STATED TASK
Report, word for word, every line of the material that contains "Basics".

───── SOURCE DATA

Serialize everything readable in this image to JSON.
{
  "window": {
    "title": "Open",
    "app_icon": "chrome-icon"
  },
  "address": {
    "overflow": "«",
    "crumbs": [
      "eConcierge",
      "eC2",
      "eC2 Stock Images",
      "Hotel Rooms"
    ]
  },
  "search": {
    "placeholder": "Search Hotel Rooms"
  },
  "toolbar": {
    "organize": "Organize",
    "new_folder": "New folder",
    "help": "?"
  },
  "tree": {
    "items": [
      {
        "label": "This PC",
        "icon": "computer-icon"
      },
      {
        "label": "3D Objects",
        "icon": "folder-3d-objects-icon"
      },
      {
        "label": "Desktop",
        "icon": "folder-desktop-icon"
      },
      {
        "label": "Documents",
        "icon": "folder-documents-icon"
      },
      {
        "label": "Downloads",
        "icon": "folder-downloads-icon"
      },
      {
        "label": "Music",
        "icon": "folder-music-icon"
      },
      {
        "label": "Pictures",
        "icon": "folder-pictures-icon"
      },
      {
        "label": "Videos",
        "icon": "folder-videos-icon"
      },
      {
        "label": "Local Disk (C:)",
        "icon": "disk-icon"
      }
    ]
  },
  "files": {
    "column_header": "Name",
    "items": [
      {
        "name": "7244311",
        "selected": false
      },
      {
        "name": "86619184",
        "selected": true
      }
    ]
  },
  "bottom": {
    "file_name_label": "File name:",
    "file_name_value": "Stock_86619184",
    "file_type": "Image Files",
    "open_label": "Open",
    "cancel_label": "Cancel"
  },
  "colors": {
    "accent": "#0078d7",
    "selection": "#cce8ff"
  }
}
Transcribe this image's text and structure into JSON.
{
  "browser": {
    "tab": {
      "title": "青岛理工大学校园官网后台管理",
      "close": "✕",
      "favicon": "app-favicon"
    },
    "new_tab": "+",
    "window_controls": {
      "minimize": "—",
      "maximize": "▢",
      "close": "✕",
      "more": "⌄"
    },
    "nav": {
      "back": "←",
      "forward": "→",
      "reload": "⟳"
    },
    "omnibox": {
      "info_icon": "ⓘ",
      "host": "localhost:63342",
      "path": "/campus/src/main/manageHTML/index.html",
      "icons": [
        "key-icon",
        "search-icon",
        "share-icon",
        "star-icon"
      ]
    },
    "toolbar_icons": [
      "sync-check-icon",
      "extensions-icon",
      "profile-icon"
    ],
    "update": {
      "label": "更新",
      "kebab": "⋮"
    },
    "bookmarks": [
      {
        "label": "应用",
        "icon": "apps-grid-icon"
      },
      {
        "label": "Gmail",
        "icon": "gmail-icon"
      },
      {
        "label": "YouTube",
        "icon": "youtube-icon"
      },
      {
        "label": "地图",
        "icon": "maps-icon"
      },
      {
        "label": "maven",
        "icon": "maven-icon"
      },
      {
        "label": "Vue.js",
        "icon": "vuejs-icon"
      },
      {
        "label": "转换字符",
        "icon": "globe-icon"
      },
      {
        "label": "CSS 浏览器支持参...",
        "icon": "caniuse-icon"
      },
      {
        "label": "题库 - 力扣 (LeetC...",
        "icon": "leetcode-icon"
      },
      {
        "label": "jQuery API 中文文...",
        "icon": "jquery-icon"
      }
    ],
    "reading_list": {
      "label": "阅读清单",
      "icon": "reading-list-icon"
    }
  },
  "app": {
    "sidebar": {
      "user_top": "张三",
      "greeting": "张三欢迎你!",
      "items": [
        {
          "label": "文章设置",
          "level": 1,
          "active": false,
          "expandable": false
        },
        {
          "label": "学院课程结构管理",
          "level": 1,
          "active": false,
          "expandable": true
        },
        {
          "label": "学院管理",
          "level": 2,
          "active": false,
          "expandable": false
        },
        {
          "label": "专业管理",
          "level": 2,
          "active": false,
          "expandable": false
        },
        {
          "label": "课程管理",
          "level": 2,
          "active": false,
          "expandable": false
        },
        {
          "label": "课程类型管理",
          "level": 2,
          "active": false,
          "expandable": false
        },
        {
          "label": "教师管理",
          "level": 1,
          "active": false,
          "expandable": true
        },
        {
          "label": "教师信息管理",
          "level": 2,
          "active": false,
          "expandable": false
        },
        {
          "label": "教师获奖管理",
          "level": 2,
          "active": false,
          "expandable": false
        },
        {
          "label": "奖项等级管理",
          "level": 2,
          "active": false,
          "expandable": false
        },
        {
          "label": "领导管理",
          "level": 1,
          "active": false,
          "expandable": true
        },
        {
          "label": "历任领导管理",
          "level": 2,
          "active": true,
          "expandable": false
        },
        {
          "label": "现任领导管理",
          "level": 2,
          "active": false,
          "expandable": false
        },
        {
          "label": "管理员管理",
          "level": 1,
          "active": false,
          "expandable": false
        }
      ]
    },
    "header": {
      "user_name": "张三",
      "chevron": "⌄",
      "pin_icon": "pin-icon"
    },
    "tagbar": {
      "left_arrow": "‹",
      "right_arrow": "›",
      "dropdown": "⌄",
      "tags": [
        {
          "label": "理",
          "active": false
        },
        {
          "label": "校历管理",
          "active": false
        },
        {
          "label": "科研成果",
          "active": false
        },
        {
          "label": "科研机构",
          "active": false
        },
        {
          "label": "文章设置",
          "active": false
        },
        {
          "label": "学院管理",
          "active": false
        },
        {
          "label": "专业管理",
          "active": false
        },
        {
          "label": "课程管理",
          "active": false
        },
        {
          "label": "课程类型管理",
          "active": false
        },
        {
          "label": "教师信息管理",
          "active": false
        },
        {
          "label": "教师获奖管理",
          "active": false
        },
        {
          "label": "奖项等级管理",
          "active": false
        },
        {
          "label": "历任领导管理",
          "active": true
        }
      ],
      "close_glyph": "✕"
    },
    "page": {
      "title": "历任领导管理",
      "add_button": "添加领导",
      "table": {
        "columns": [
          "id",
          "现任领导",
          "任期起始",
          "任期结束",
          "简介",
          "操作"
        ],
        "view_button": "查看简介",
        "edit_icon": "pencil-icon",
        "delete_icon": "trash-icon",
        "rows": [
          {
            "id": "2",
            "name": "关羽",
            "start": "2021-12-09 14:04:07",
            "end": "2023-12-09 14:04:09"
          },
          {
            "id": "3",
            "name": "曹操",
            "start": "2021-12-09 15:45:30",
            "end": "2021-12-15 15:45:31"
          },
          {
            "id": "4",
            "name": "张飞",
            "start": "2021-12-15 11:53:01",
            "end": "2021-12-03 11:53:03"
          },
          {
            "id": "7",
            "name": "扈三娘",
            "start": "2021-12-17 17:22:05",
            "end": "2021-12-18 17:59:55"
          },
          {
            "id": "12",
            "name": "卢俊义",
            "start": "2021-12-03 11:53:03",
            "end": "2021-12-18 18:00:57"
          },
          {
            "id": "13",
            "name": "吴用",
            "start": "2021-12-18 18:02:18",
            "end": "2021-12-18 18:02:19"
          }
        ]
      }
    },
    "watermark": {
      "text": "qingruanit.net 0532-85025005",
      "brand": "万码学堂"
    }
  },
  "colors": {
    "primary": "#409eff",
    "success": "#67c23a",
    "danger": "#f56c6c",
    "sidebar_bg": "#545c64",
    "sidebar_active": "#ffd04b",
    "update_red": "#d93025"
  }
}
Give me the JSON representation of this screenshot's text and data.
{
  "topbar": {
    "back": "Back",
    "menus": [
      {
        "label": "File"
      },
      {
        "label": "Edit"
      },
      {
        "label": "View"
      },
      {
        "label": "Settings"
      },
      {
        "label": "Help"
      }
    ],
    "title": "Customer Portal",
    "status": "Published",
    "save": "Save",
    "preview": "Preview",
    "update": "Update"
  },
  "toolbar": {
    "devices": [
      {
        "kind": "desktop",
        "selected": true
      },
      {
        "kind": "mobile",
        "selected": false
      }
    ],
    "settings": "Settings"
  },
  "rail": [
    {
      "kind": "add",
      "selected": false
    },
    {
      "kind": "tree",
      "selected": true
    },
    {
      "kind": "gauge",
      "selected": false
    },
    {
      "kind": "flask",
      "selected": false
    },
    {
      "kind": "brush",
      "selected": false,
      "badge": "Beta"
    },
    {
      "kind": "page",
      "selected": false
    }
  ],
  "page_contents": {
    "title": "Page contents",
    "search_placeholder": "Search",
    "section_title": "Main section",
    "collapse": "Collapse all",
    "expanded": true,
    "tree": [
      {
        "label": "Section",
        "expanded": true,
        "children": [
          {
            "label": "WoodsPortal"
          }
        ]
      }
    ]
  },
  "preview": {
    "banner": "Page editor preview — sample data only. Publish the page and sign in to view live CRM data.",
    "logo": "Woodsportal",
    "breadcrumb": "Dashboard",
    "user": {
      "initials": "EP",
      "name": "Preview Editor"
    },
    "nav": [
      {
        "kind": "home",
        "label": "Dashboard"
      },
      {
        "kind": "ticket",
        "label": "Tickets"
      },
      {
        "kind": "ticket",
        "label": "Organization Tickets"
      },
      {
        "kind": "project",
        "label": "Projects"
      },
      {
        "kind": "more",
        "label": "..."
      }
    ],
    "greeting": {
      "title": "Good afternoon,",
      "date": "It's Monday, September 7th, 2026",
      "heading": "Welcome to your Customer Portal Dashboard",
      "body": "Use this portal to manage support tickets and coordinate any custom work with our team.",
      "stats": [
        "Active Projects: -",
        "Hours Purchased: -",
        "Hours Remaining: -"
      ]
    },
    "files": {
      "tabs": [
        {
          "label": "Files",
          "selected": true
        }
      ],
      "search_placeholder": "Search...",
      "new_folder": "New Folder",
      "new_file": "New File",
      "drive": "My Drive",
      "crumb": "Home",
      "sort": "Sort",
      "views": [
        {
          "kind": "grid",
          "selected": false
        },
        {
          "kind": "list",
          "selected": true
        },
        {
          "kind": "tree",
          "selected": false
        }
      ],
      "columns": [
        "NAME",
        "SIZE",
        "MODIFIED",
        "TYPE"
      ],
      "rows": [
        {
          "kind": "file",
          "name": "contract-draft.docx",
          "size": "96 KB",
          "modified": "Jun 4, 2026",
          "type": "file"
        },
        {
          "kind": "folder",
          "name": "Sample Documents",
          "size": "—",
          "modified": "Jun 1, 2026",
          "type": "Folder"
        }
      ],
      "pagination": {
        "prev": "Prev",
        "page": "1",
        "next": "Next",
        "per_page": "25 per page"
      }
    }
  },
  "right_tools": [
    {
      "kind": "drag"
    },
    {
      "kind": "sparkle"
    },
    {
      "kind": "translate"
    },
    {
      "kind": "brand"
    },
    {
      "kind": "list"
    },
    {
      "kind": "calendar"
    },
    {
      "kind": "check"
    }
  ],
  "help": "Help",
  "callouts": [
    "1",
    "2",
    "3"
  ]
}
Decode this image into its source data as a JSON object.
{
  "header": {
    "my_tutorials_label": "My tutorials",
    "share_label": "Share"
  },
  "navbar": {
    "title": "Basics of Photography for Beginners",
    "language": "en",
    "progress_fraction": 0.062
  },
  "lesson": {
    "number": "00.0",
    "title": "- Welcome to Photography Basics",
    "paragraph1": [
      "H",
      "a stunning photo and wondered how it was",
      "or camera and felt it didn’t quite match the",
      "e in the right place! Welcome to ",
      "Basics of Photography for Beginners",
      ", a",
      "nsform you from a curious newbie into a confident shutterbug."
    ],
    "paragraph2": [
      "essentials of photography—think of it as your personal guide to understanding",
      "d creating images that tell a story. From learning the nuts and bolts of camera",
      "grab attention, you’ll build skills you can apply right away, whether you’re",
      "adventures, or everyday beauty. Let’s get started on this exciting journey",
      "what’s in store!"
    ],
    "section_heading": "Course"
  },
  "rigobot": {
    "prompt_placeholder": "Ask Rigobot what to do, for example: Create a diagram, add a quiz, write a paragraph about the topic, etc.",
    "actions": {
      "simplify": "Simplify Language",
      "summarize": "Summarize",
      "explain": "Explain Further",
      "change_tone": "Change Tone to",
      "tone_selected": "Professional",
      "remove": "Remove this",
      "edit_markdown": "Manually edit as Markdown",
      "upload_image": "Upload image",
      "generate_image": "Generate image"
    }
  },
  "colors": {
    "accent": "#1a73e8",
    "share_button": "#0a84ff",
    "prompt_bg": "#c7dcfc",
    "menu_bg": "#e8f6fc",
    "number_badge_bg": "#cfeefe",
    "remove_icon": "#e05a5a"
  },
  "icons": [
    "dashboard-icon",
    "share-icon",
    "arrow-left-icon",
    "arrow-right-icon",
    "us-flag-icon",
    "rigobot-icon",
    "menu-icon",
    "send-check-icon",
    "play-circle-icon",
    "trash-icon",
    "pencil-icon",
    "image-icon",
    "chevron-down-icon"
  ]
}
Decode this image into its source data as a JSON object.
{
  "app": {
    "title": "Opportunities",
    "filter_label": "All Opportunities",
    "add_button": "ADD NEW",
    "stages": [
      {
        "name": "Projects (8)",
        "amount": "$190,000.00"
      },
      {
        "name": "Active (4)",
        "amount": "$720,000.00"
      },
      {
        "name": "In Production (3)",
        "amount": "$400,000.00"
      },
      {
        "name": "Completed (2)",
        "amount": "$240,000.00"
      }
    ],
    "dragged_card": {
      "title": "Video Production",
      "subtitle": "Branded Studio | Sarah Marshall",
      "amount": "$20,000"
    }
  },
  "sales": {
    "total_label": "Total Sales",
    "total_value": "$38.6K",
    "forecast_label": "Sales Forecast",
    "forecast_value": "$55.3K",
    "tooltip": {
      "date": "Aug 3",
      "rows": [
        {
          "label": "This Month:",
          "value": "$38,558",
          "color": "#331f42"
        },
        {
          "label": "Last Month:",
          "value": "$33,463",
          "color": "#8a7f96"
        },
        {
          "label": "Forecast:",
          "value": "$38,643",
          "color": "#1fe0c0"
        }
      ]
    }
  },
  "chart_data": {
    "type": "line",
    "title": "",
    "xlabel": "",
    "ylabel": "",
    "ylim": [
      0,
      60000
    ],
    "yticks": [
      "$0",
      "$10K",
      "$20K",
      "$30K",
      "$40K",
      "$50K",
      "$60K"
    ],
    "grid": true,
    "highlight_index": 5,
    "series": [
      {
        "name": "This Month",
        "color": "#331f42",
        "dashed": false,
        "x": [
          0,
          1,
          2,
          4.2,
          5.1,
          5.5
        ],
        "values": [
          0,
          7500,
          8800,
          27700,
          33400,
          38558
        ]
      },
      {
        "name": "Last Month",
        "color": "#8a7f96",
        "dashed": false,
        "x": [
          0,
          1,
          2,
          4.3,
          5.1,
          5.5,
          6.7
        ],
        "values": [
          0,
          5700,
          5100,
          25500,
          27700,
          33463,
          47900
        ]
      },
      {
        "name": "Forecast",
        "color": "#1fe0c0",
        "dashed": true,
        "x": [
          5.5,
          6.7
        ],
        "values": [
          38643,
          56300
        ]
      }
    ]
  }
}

──────────

THE REPLY
    "title": "Basics of Photography for Beginners",
    "title": "- Welcome to Photography Basics",
      "Basics of Photography for Beginners",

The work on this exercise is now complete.